EXERCISE => Leave out the pictures and repeat exactly the lines from the one containing "Output a JSON" through the end of the records.

▬▬▬

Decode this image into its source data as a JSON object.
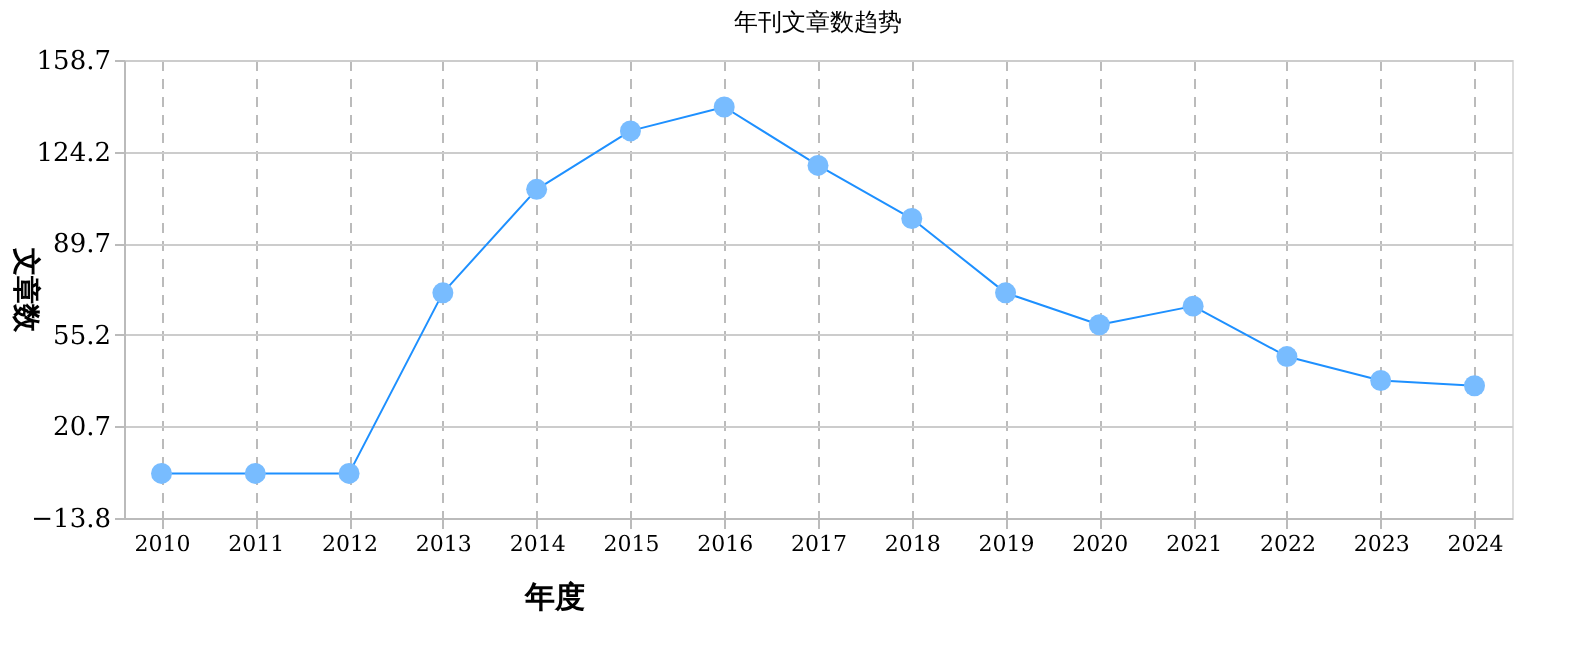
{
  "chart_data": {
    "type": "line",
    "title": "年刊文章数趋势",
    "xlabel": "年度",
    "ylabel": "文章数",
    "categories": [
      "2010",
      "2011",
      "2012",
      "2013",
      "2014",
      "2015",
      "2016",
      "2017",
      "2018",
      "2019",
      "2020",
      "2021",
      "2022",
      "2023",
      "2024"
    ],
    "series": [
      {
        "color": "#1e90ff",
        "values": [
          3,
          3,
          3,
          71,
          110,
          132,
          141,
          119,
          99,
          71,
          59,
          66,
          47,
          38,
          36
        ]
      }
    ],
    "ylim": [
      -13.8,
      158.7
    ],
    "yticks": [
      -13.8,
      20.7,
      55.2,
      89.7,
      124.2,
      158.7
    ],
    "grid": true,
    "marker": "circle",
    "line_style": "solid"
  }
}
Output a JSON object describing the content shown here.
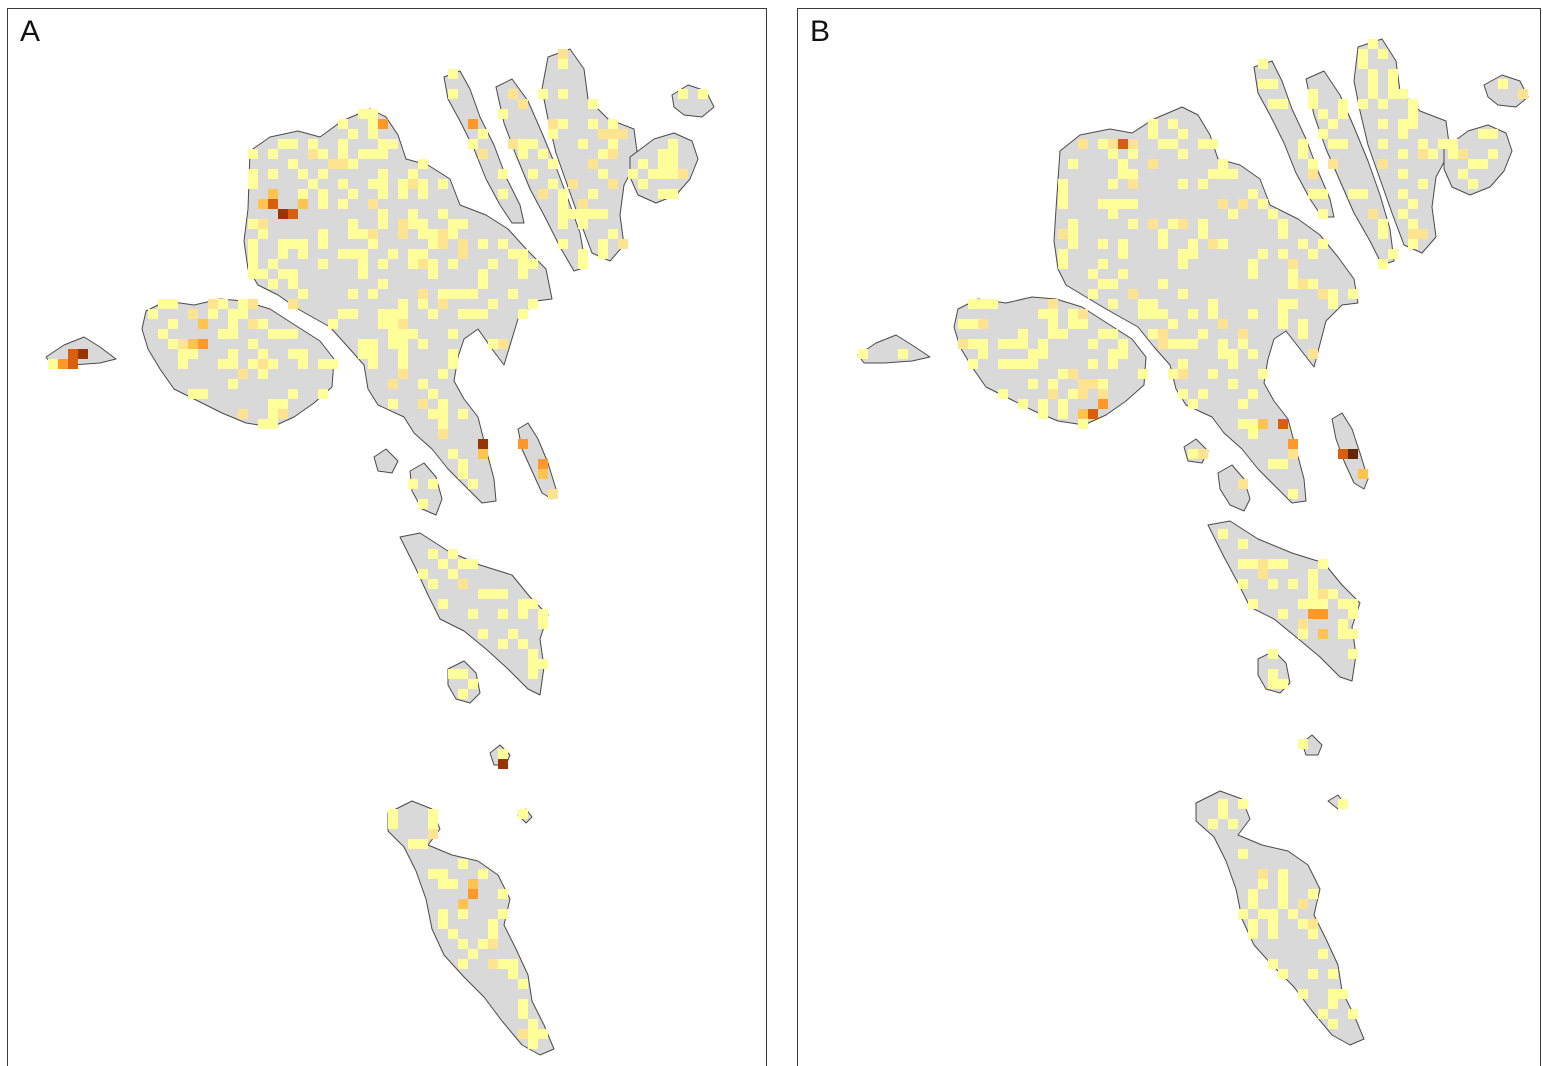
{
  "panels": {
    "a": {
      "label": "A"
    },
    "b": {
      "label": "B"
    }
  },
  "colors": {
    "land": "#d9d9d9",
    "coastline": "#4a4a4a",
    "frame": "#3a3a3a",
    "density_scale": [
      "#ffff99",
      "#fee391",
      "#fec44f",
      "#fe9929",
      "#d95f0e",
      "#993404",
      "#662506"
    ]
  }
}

▬▬▬

THE OUTPUT =>
Output a JSON object describing the content shown here.
{
  "panels": {
    "a": {
      "label": "A"
    },
    "b": {
      "label": "B"
    }
  },
  "colors": {
    "land": "#d9d9d9",
    "coastline": "#4a4a4a",
    "frame": "#3a3a3a",
    "density_scale": [
      "#ffff99",
      "#fee391",
      "#fec44f",
      "#fe9929",
      "#d95f0e",
      "#993404",
      "#662506"
    ]
  }
}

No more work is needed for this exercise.